WHAT TO WORK ON: Across the listing below, count the lines that mention the string "children". Reply with the figure only.

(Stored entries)
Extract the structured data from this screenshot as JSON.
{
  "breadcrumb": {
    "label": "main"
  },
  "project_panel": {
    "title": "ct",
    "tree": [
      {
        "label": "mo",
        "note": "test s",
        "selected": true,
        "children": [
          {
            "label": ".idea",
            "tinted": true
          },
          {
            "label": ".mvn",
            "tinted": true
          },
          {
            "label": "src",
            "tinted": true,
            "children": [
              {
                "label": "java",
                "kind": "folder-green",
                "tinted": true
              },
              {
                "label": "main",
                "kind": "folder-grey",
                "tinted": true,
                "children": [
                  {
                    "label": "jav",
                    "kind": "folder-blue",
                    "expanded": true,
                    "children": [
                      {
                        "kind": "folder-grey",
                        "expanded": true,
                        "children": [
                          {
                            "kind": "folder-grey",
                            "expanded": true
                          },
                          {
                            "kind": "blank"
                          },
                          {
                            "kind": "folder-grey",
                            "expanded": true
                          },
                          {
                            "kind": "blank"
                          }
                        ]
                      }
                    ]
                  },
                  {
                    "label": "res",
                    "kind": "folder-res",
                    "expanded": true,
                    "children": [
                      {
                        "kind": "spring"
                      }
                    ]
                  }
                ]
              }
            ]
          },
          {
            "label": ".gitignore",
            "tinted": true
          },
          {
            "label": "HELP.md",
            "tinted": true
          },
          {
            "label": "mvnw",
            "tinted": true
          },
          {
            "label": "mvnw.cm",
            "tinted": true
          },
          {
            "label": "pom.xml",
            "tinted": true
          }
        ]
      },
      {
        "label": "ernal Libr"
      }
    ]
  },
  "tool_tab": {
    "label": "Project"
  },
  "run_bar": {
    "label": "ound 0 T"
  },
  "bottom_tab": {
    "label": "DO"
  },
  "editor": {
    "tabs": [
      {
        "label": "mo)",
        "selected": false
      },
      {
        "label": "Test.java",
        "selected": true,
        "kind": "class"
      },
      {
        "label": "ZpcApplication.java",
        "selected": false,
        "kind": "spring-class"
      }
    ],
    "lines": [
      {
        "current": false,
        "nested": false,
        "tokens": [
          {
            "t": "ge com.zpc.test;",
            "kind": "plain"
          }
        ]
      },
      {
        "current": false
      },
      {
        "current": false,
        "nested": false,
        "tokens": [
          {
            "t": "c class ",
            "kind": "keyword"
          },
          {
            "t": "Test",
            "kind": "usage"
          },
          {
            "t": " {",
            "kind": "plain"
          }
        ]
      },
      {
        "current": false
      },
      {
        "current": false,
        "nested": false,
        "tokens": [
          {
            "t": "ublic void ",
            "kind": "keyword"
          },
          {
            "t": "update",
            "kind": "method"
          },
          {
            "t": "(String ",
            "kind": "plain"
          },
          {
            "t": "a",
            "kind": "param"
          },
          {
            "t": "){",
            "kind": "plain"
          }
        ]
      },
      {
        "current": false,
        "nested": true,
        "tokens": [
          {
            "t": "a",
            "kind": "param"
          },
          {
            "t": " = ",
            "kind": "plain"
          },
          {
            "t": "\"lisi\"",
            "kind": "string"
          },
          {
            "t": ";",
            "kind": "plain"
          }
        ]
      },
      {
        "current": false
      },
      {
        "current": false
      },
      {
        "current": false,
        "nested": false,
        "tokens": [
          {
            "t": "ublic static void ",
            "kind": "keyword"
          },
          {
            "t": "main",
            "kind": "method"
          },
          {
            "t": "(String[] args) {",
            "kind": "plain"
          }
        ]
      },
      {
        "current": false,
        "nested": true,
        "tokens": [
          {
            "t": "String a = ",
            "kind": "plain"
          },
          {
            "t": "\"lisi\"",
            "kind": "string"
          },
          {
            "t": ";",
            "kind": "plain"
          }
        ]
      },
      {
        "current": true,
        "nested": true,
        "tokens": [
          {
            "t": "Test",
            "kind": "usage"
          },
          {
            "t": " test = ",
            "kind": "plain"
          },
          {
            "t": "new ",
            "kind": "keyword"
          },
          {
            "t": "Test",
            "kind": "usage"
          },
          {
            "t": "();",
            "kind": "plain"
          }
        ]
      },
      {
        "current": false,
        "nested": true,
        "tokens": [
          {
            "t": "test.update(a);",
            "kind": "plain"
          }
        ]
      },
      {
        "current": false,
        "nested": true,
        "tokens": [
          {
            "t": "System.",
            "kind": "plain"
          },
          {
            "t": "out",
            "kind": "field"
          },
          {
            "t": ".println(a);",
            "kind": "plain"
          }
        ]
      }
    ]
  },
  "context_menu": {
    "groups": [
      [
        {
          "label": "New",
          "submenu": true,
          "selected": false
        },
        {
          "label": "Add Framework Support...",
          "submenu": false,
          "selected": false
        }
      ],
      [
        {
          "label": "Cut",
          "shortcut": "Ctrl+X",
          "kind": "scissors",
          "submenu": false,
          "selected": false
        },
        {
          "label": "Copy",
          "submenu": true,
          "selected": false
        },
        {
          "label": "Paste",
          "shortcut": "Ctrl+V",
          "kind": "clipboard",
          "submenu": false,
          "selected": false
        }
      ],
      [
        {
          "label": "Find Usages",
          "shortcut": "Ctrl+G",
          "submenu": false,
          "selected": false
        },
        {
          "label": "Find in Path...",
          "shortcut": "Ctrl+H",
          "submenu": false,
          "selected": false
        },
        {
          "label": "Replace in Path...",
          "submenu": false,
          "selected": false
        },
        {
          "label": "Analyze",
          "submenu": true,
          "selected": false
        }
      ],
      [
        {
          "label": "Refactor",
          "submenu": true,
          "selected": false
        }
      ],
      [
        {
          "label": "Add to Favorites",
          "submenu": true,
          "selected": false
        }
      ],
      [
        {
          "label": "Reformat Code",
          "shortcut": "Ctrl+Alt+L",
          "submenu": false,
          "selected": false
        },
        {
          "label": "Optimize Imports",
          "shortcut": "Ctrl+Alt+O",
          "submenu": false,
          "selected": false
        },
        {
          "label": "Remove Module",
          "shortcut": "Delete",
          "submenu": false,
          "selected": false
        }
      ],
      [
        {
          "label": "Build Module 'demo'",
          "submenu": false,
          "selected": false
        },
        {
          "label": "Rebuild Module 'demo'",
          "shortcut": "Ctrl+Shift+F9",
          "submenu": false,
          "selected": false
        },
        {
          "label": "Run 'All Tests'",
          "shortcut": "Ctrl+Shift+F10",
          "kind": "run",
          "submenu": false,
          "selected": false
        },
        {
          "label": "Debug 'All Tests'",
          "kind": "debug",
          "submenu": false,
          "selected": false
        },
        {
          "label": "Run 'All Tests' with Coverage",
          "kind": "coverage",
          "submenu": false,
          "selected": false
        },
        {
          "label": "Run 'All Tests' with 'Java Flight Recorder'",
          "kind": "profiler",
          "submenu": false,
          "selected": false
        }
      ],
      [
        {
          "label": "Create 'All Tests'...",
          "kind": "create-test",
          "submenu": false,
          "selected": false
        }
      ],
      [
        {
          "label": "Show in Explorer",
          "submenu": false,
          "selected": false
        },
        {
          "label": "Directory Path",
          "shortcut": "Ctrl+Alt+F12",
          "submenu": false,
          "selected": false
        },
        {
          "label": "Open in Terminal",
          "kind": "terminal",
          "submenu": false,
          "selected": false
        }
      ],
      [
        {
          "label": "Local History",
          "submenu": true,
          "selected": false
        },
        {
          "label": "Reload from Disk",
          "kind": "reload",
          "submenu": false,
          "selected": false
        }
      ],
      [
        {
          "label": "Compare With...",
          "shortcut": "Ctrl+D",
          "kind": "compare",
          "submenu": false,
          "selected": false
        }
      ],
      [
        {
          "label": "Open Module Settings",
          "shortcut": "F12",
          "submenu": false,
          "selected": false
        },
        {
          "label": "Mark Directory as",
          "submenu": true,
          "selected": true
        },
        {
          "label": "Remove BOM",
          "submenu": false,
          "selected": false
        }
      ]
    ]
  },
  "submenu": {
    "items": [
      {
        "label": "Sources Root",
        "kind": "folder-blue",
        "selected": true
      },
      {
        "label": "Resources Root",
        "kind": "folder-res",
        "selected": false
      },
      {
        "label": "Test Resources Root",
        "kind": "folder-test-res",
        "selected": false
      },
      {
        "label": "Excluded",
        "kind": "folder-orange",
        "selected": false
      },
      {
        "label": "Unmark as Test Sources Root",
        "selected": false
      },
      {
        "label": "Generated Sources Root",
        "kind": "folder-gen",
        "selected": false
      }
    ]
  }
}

REPLY: 6